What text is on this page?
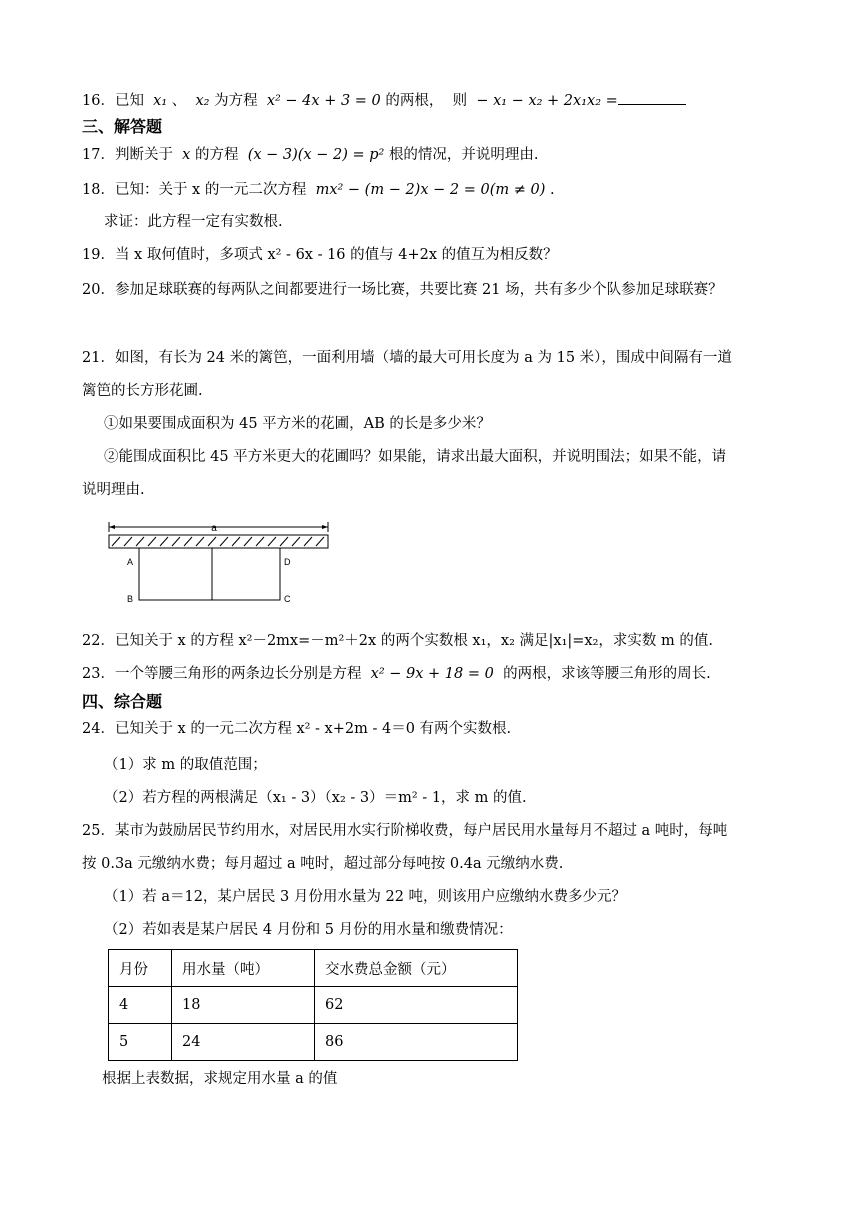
16．已知 x₁ 、 x₂ 为方程 x² − 4x + 3 = 0 的两根， 则 − x₁ − x₂ + 2x₁x₂ =
三、解答题
17．判断关于 x 的方程 (x − 3)(x − 2) = p² 根的情况，并说明理由.
18．已知：关于 x 的一元二次方程 mx² − (m − 2)x − 2 = 0(m ≠ 0) .
求证：此方程一定有实数根.
19．当 x 取何值时，多项式 x² - 6x - 16 的值与 4+2x 的值互为相反数？
20．参加足球联赛的每两队之间都要进行一场比赛，共要比赛 21 场，共有多少个队参加足球联赛？
21．如图，有长为 24 米的篱笆，一面利用墙（墙的最大可用长度为 a 为 15 米），围成中间隔有一道
篱笆的长方形花圃.
①如果要围成面积为 45 平方米的花圃，AB 的长是多少米？
②能围成面积比 45 平方米更大的花圃吗？如果能，请求出最大面积，并说明围法；如果不能，请
说明理由.
a
A
B	C
D
22．已知关于 x 的方程 x²－2mx=－m²＋2x 的两个实数根 x₁，x₂ 满足|x₁|=x₂，求实数 m 的值.
23．一个等腰三角形的两条边长分别是方程 x² − 9x + 18 = 0 的两根，求该等腰三角形的周长.
四、综合题
24．已知关于 x 的一元二次方程 x² - x+2m - 4＝0 有两个实数根.
（1）求 m 的取值范围；
（2）若方程的两根满足（x₁ - 3）（x₂ - 3）＝m² - 1，求 m 的值.
25．某市为鼓励居民节约用水，对居民用水实行阶梯收费，每户居民用水量每月不超过 a 吨时，每吨
按 0.3a 元缴纳水费；每月超过 a 吨时，超过部分每吨按 0.4a 元缴纳水费.
（1）若 a＝12，某户居民 3 月份用水量为 22 吨，则该用户应缴纳水费多少元？
（2）若如表是某户居民 4 月份和 5 月份的用水量和缴费情况：
月份	用水量（吨）	交水费总金额（元）
4	18	62
5	24	86
根据上表数据，求规定用水量 a 的值
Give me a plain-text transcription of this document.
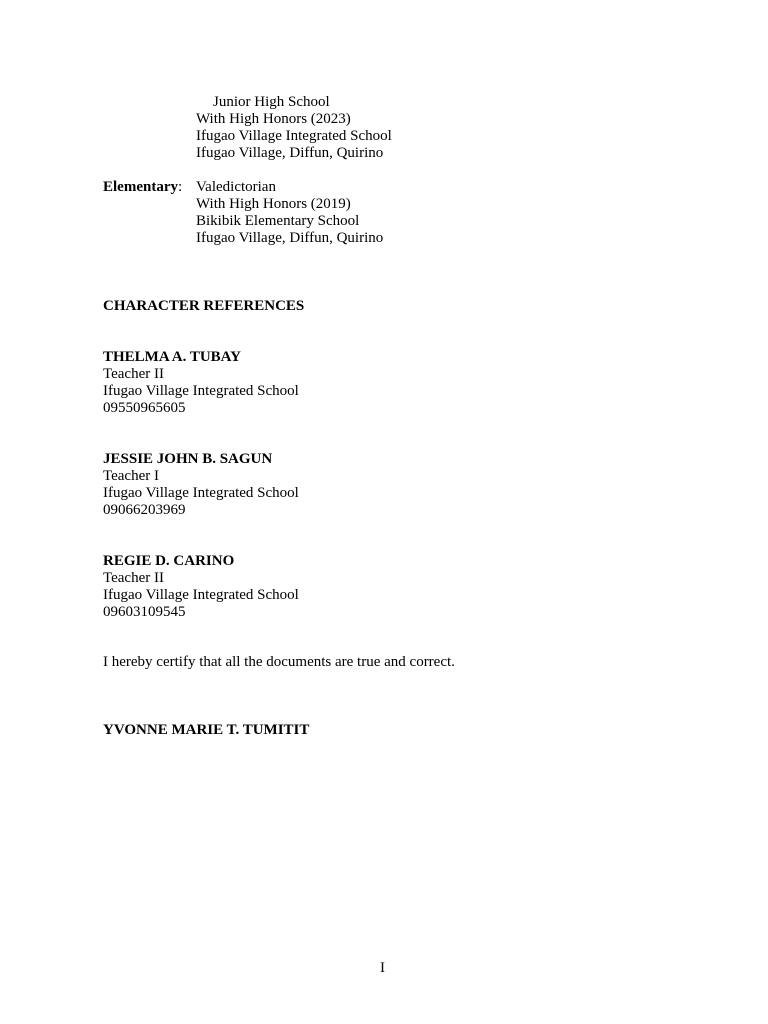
Junior High School
With High Honors (2023)
Ifugao Village Integrated School
Ifugao Village, Diffun, Quirino
Elementary: Valedictorian
With High Honors (2019)
Bikibik Elementary School
Ifugao Village, Diffun, Quirino
CHARACTER REFERENCES
THELMA A. TUBAY
Teacher II
Ifugao Village Integrated School
09550965605
JESSIE JOHN B. SAGUN
Teacher I
Ifugao Village Integrated School
09066203969
REGIE D. CARINO
Teacher II
Ifugao Village Integrated School
09603109545
I hereby certify that all the documents are true and correct.
YVONNE MARIE T. TUMITIT
I
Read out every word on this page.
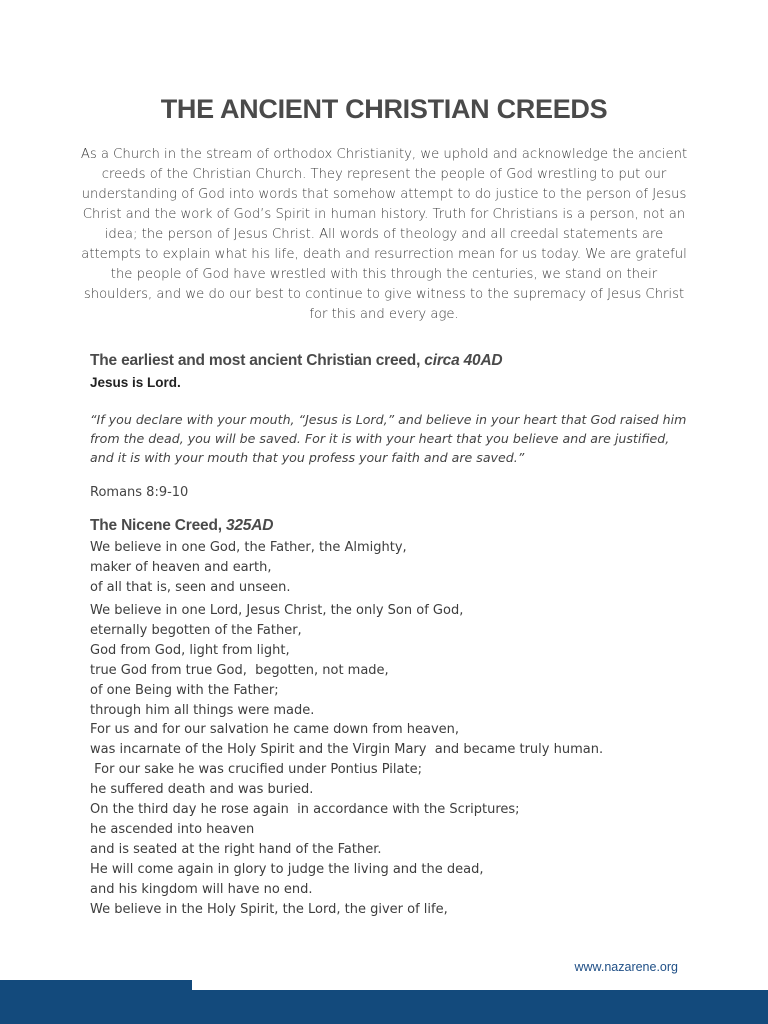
THE ANCIENT CHRISTIAN CREEDS

As a Church in the stream of orthodox Christianity, we uphold and acknowledge the ancient creeds of the Christian Church. They represent the people of God wrestling to put our understanding of God into words that somehow attempt to do justice to the person of Jesus Christ and the work of God’s Spirit in human history. Truth for Christians is a person, not an idea; the person of Jesus Christ. All words of theology and all creedal statements are attempts to explain what his life, death and resurrection mean for us today. We are grateful the people of God have wrestled with this through the centuries, we stand on their shoulders, and we do our best to continue to give witness to the supremacy of Jesus Christ for this and every age.

The earliest and most ancient Christian creed, circa 40AD

Jesus is Lord.

“If you declare with your mouth, “Jesus is Lord,” and believe in your heart that God raised him from the dead, you will be saved. For it is with your heart that you believe and are justified, and it is with your mouth that you profess your faith and are saved.”

Romans 8:9-10

The Nicene Creed, 325AD

We believe in one God, the Father, the Almighty,
maker of heaven and earth,
of all that is, seen and unseen.

We believe in one Lord, Jesus Christ, the only Son of God,
eternally begotten of the Father,
God from God, light from light,
true God from true God,  begotten, not made,
of one Being with the Father;
through him all things were made.
For us and for our salvation he came down from heaven,
was incarnate of the Holy Spirit and the Virgin Mary  and became truly human.
For our sake he was crucified under Pontius Pilate;
he suffered death and was buried.
On the third day he rose again  in accordance with the Scriptures;
he ascended into heaven
and is seated at the right hand of the Father.
He will come again in glory to judge the living and the dead,
and his kingdom will have no end.

We believe in the Holy Spirit, the Lord, the giver of life,

www.nazarene.org
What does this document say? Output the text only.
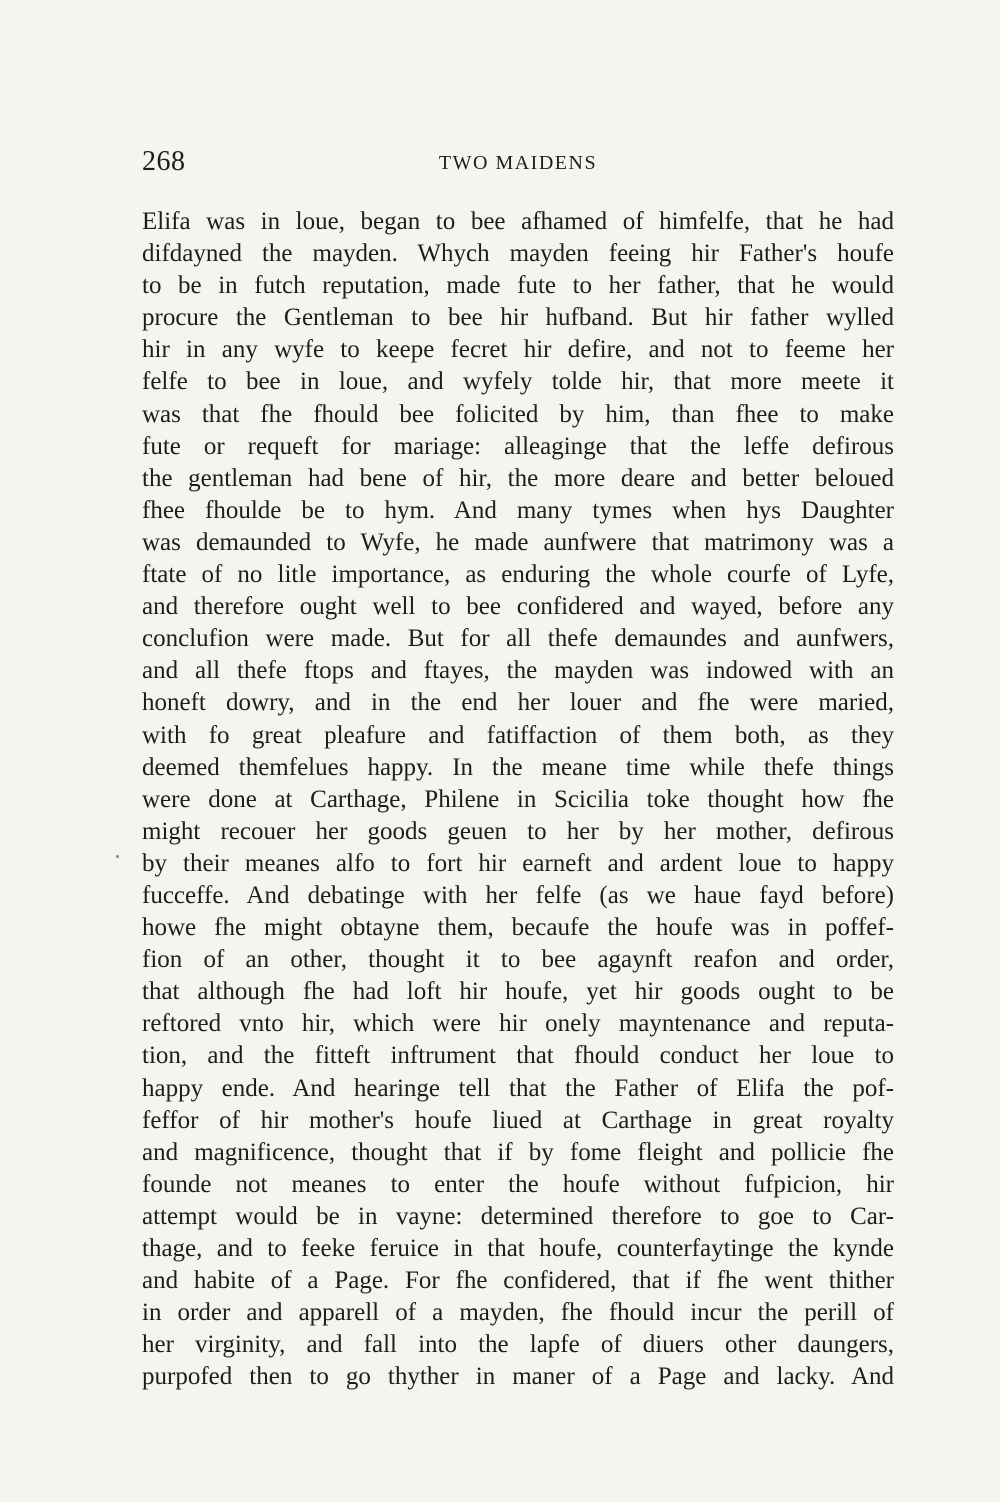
268	TWO MAIDENS
Elifa was in loue, began to bee afhamed of himfelfe, that he had
difdayned the mayden. Whych mayden feeing hir Father's houfe
to be in futch reputation, made fute to her father, that he would
procure the Gentleman to bee hir hufband. But hir father wylled
hir in any wyfe to keepe fecret hir defire, and not to feeme her
felfe to bee in loue, and wyfely tolde hir, that more meete it
was that fhe fhould bee folicited by him, than fhee to make
fute or requeft for mariage: alleaginge that the leffe defirous
the gentleman had bene of hir, the more deare and better beloued
fhee fhoulde be to hym. And many tymes when hys Daughter
was demaunded to Wyfe, he made aunfwere that matrimony was a
ftate of no litle importance, as enduring the whole courfe of Lyfe,
and therefore ought well to bee confidered and wayed, before any
conclufion were made. But for all thefe demaundes and aunfwers,
and all thefe ftops and ftayes, the mayden was indowed with an
honeft dowry, and in the end her louer and fhe were maried,
with fo great pleafure and fatiffaction of them both, as they
deemed themfelues happy. In the meane time while thefe things
were done at Carthage, Philene in Scicilia toke thought how fhe
might recouer her goods geuen to her by her mother, defirous
by their meanes alfo to fort hir earneft and ardent loue to happy
fucceffe. And debatinge with her felfe (as we haue fayd before)
howe fhe might obtayne them, becaufe the houfe was in poffef-
fion of an other, thought it to bee agaynft reafon and order,
that although fhe had loft hir houfe, yet hir goods ought to be
reftored vnto hir, which were hir onely mayntenance and reputa-
tion, and the fitteft inftrument that fhould conduct her loue to
happy ende. And hearinge tell that the Father of Elifa the pof-
feffor of hir mother's houfe liued at Carthage in great royalty
and magnificence, thought that if by fome fleight and pollicie fhe
founde not meanes to enter the houfe without fufpicion, hir
attempt would be in vayne: determined therefore to goe to Car-
thage, and to feeke feruice in that houfe, counterfaytinge the kynde
and habite of a Page. For fhe confidered, that if fhe went thither
in order and apparell of a mayden, fhe fhould incur the perill of
her virginity, and fall into the lapfe of diuers other daungers,
purpofed then to go thyther in maner of a Page and lacky. And
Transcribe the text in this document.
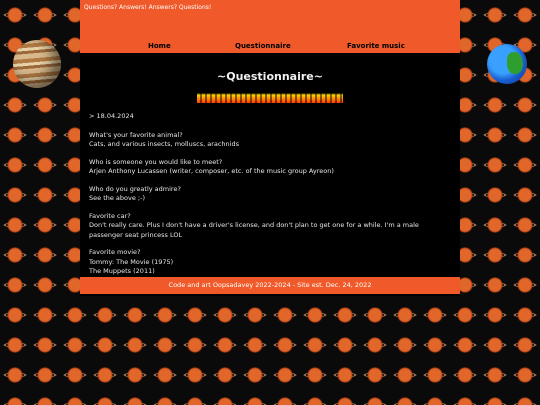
Questions? Answers! Answers? Questions!
Home	Questionnaire	Favorite music
~Questionnaire~

> 18.04.2024

What's your favorite animal?

Cats, and various insects, molluscs, arachnids

Who is someone you would like to meet?

Arjen Anthony Lucassen (writer, composer, etc. of the music group Ayreon)

Who do you greatly admire?

See the above ;-)

Favorite car?

Don't really care. Plus I don't have a driver's license, and don't plan to get one for a while. I'm a male passenger seat princess LOL

Favorite movie?

Tommy: The Movie (1975)

The Muppets (2011)

Code and art Oopsadavey 2022-2024 - Site est. Dec. 24, 2022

## WHAT YOU SHOULD DO
Pictures stay out; reproduce every line of the records exactly.

## FULL RESPONSE
What text is on this page?
16．已知 x₁ 、 x₂ 为方程 x² − 4x + 3 = 0 的两根， 则 − x₁ − x₂ + 2x₁x₂ =
三、解答题
17．判断关于 x 的方程 (x − 3)(x − 2) = p² 根的情况，并说明理由.
18．已知：关于 x 的一元二次方程 mx² − (m − 2)x − 2 = 0(m ≠ 0) .
求证：此方程一定有实数根.
19．当 x 取何值时，多项式 x² - 6x - 16 的值与 4+2x 的值互为相反数？
20．参加足球联赛的每两队之间都要进行一场比赛，共要比赛 21 场，共有多少个队参加足球联赛？
21．如图，有长为 24 米的篱笆，一面利用墙（墙的最大可用长度为 a 为 15 米），围成中间隔有一道
篱笆的长方形花圃.
①如果要围成面积为 45 平方米的花圃，AB 的长是多少米？
②能围成面积比 45 平方米更大的花圃吗？如果能，请求出最大面积，并说明围法；如果不能，请
说明理由.
a
A
B	C
D
22．已知关于 x 的方程 x²－2mx=－m²＋2x 的两个实数根 x₁，x₂ 满足|x₁|=x₂，求实数 m 的值.
23．一个等腰三角形的两条边长分别是方程 x² − 9x + 18 = 0 的两根，求该等腰三角形的周长.
四、综合题
24．已知关于 x 的一元二次方程 x² - x+2m - 4＝0 有两个实数根.
（1）求 m 的取值范围；
（2）若方程的两根满足（x₁ - 3）（x₂ - 3）＝m² - 1，求 m 的值.
25．某市为鼓励居民节约用水，对居民用水实行阶梯收费，每户居民用水量每月不超过 a 吨时，每吨
按 0.3a 元缴纳水费；每月超过 a 吨时，超过部分每吨按 0.4a 元缴纳水费.
（1）若 a＝12，某户居民 3 月份用水量为 22 吨，则该用户应缴纳水费多少元？
（2）若如表是某户居民 4 月份和 5 月份的用水量和缴费情况：
月份	用水量（吨）	交水费总金额（元）
4	18	62
5	24	86
根据上表数据，求规定用水量 a 的值
Give me a plain-text transcription of this document.
Junior High School
With High Honors (2023)
Ifugao Village Integrated School
Ifugao Village, Diffun, Quirino
Elementary: Valedictorian
With High Honors (2019)
Bikibik Elementary School
Ifugao Village, Diffun, Quirino
CHARACTER REFERENCES
THELMA A. TUBAY
Teacher II
Ifugao Village Integrated School
09550965605
JESSIE JOHN B. SAGUN
Teacher I
Ifugao Village Integrated School
09066203969
REGIE D. CARINO
Teacher II
Ifugao Village Integrated School
09603109545
I hereby certify that all the documents are true and correct.
YVONNE MARIE T. TUMITIT
I
Read out every word on this page.
THE ANCIENT CHRISTIAN CREEDS

As a Church in the stream of orthodox Christianity, we uphold and acknowledge the ancient creeds of the Christian Church. They represent the people of God wrestling to put our understanding of God into words that somehow attempt to do justice to the person of Jesus Christ and the work of God’s Spirit in human history. Truth for Christians is a person, not an idea; the person of Jesus Christ. All words of theology and all creedal statements are attempts to explain what his life, death and resurrection mean for us today. We are grateful the people of God have wrestled with this through the centuries, we stand on their shoulders, and we do our best to continue to give witness to the supremacy of Jesus Christ for this and every age.

The earliest and most ancient Christian creed, circa 40AD

Jesus is Lord.

“If you declare with your mouth, “Jesus is Lord,” and believe in your heart that God raised him from the dead, you will be saved. For it is with your heart that you believe and are justified, and it is with your mouth that you profess your faith and are saved.”

Romans 8:9-10

The Nicene Creed, 325AD

We believe in one God, the Father, the Almighty,
maker of heaven and earth,
of all that is, seen and unseen.

We believe in one Lord, Jesus Christ, the only Son of God,
eternally begotten of the Father,
God from God, light from light,
true God from true God,  begotten, not made,
of one Being with the Father;
through him all things were made.
For us and for our salvation he came down from heaven,
was incarnate of the Holy Spirit and the Virgin Mary  and became truly human.
For our sake he was crucified under Pontius Pilate;
he suffered death and was buried.
On the third day he rose again  in accordance with the Scriptures;
he ascended into heaven
and is seated at the right hand of the Father.
He will come again in glory to judge the living and the dead,
and his kingdom will have no end.

We believe in the Holy Spirit, the Lord, the giver of life,

www.nazarene.org
What does this document say? Output the text only.
268	TWO MAIDENS
Elifa was in loue, began to bee afhamed of himfelfe, that he had
difdayned the mayden. Whych mayden feeing hir Father's houfe
to be in futch reputation, made fute to her father, that he would
procure the Gentleman to bee hir hufband. But hir father wylled
hir in any wyfe to keepe fecret hir defire, and not to feeme her
felfe to bee in loue, and wyfely tolde hir, that more meete it
was that fhe fhould bee folicited by him, than fhee to make
fute or requeft for mariage: alleaginge that the leffe defirous
the gentleman had bene of hir, the more deare and better beloued
fhee fhoulde be to hym. And many tymes when hys Daughter
was demaunded to Wyfe, he made aunfwere that matrimony was a
ftate of no litle importance, as enduring the whole courfe of Lyfe,
and therefore ought well to bee confidered and wayed, before any
conclufion were made. But for all thefe demaundes and aunfwers,
and all thefe ftops and ftayes, the mayden was indowed with an
honeft dowry, and in the end her louer and fhe were maried,
with fo great pleafure and fatiffaction of them both, as they
deemed themfelues happy. In the meane time while thefe things
were done at Carthage, Philene in Scicilia toke thought how fhe
might recouer her goods geuen to her by her mother, defirous
by their meanes alfo to fort hir earneft and ardent loue to happy
fucceffe. And debatinge with her felfe (as we haue fayd before)
howe fhe might obtayne them, becaufe the houfe was in poffef-
fion of an other, thought it to bee agaynft reafon and order,
that although fhe had loft hir houfe, yet hir goods ought to be
reftored vnto hir, which were hir onely mayntenance and reputa-
tion, and the fitteft inftrument that fhould conduct her loue to
happy ende. And hearinge tell that the Father of Elifa the pof-
feffor of hir mother's houfe liued at Carthage in great royalty
and magnificence, thought that if by fome fleight and pollicie fhe
founde not meanes to enter the houfe without fufpicion, hir
attempt would be in vayne: determined therefore to goe to Car-
thage, and to feeke feruice in that houfe, counterfaytinge the kynde
and habite of a Page. For fhe confidered, that if fhe went thither
in order and apparell of a mayden, fhe fhould incur the perill of
her virginity, and fall into the lapfe of diuers other daungers,
purpofed then to go thyther in maner of a Page and lacky. And
Transcribe the text in this document.
Questions? Answers! Answers? Questions!
Home	Questionnaire	Favorite music
~Questionnaire~

> 18.04.2024

What's your favorite animal?

Cats, and various insects, molluscs, arachnids

Who is someone you would like to meet?

Arjen Anthony Lucassen (writer, composer, etc. of the music group Ayreon)

Who do you greatly admire?

See the above ;-)

Favorite car?

Don't really care. Plus I don't have a driver's license, and don't plan to get one for a while. I'm a male passenger seat princess LOL

Favorite movie?

Tommy: The Movie (1975)

The Muppets (2011)

Code and art Oopsadavey 2022-2024 - Site est. Dec. 24, 2022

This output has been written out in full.